> **REQUIRED TASK**
The records that follow must be reproduced in full, exactly as written.

> **DATA RECORDS**
— Begin —

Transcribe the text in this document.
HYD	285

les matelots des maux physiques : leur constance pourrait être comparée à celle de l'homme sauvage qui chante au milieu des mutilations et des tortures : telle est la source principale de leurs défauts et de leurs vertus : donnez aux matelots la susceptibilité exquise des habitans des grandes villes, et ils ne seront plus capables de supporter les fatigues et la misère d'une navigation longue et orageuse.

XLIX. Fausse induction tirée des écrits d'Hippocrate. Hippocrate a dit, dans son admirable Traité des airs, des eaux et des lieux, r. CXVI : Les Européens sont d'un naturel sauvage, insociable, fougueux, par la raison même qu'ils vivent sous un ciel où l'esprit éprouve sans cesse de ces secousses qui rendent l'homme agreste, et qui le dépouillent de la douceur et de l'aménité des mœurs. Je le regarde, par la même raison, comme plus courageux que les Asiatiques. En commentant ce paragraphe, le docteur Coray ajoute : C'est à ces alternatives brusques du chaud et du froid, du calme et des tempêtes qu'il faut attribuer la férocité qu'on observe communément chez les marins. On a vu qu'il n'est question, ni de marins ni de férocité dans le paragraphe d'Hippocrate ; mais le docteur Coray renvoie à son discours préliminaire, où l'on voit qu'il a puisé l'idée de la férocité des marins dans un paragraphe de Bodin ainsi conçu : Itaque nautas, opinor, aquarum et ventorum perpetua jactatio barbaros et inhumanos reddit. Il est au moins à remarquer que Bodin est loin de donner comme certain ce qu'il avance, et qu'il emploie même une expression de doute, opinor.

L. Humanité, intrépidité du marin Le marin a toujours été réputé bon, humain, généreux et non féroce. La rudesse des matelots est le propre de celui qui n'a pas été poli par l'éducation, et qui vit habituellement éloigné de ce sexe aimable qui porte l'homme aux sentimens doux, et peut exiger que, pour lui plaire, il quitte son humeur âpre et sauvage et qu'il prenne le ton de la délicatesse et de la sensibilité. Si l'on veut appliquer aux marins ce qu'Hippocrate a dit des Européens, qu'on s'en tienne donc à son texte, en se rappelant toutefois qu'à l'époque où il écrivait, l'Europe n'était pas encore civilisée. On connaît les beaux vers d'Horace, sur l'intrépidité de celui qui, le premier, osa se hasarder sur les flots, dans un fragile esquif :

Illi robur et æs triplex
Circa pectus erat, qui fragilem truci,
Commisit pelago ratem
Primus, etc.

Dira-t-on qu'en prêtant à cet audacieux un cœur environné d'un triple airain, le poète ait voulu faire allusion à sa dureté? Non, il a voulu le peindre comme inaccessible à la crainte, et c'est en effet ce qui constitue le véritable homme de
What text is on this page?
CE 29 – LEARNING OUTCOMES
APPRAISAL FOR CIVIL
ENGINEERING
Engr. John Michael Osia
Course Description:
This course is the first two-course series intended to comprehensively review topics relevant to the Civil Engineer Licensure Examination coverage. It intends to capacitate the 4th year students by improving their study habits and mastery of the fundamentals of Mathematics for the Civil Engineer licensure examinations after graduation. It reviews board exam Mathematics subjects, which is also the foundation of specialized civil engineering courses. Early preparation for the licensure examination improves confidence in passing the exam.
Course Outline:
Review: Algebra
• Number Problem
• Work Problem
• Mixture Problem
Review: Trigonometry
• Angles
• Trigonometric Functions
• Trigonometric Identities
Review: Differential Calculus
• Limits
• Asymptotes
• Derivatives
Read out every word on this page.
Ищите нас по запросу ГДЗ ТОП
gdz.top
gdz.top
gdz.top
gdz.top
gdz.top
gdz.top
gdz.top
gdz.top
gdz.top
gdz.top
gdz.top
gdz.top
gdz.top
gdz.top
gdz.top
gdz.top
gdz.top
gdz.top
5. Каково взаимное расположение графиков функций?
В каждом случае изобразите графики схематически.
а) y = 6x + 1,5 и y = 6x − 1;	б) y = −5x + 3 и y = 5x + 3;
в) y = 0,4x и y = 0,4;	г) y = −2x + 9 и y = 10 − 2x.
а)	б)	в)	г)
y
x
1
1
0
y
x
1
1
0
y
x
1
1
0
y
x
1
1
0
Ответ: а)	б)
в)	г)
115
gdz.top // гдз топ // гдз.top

— End —

> **ANSWER**
Transcribe the text in this document.
HYD	285

les matelots des maux physiques : leur constance pourrait être comparée à celle de l'homme sauvage qui chante au milieu des mutilations et des tortures : telle est la source principale de leurs défauts et de leurs vertus : donnez aux matelots la susceptibilité exquise des habitans des grandes villes, et ils ne seront plus capables de supporter les fatigues et la misère d'une navigation longue et orageuse.

XLIX. Fausse induction tirée des écrits d'Hippocrate. Hippocrate a dit, dans son admirable Traité des airs, des eaux et des lieux, r. CXVI : Les Européens sont d'un naturel sauvage, insociable, fougueux, par la raison même qu'ils vivent sous un ciel où l'esprit éprouve sans cesse de ces secousses qui rendent l'homme agreste, et qui le dépouillent de la douceur et de l'aménité des mœurs. Je le regarde, par la même raison, comme plus courageux que les Asiatiques. En commentant ce paragraphe, le docteur Coray ajoute : C'est à ces alternatives brusques du chaud et du froid, du calme et des tempêtes qu'il faut attribuer la férocité qu'on observe communément chez les marins. On a vu qu'il n'est question, ni de marins ni de férocité dans le paragraphe d'Hippocrate ; mais le docteur Coray renvoie à son discours préliminaire, où l'on voit qu'il a puisé l'idée de la férocité des marins dans un paragraphe de Bodin ainsi conçu : Itaque nautas, opinor, aquarum et ventorum perpetua jactatio barbaros et inhumanos reddit. Il est au moins à remarquer que Bodin est loin de donner comme certain ce qu'il avance, et qu'il emploie même une expression de doute, opinor.

L. Humanité, intrépidité du marin Le marin a toujours été réputé bon, humain, généreux et non féroce. La rudesse des matelots est le propre de celui qui n'a pas été poli par l'éducation, et qui vit habituellement éloigné de ce sexe aimable qui porte l'homme aux sentimens doux, et peut exiger que, pour lui plaire, il quitte son humeur âpre et sauvage et qu'il prenne le ton de la délicatesse et de la sensibilité. Si l'on veut appliquer aux marins ce qu'Hippocrate a dit des Européens, qu'on s'en tienne donc à son texte, en se rappelant toutefois qu'à l'époque où il écrivait, l'Europe n'était pas encore civilisée. On connaît les beaux vers d'Horace, sur l'intrépidité de celui qui, le premier, osa se hasarder sur les flots, dans un fragile esquif :

Illi robur et æs triplex
Circa pectus erat, qui fragilem truci,
Commisit pelago ratem
Primus, etc.

Dira-t-on qu'en prêtant à cet audacieux un cœur environné d'un triple airain, le poète ait voulu faire allusion à sa dureté? Non, il a voulu le peindre comme inaccessible à la crainte, et c'est en effet ce qui constitue le véritable homme de
What text is on this page?
CE 29 – LEARNING OUTCOMES
APPRAISAL FOR CIVIL
ENGINEERING
Engr. John Michael Osia
Course Description:
This course is the first two-course series intended to comprehensively review topics relevant to the Civil Engineer Licensure Examination coverage. It intends to capacitate the 4th year students by improving their study habits and mastery of the fundamentals of Mathematics for the Civil Engineer licensure examinations after graduation. It reviews board exam Mathematics subjects, which is also the foundation of specialized civil engineering courses. Early preparation for the licensure examination improves confidence in passing the exam.
Course Outline:
Review: Algebra
• Number Problem
• Work Problem
• Mixture Problem
Review: Trigonometry
• Angles
• Trigonometric Functions
• Trigonometric Identities
Review: Differential Calculus
• Limits
• Asymptotes
• Derivatives
Read out every word on this page.
Ищите нас по запросу ГДЗ ТОП
gdz.top
gdz.top
gdz.top
gdz.top
gdz.top
gdz.top
gdz.top
gdz.top
gdz.top
gdz.top
gdz.top
gdz.top
gdz.top
gdz.top
gdz.top
gdz.top
gdz.top
gdz.top
5. Каково взаимное расположение графиков функций?
В каждом случае изобразите графики схематически.
а) y = 6x + 1,5 и y = 6x − 1;	б) y = −5x + 3 и y = 5x + 3;
в) y = 0,4x и y = 0,4;	г) y = −2x + 9 и y = 10 − 2x.
а)	б)	в)	г)
y
x
1
1
0
y
x
1
1
0
y
x
1
1
0
y
x
1
1
0
Ответ: а)	б)
в)	г)
115
gdz.top // гдз топ // гдз.top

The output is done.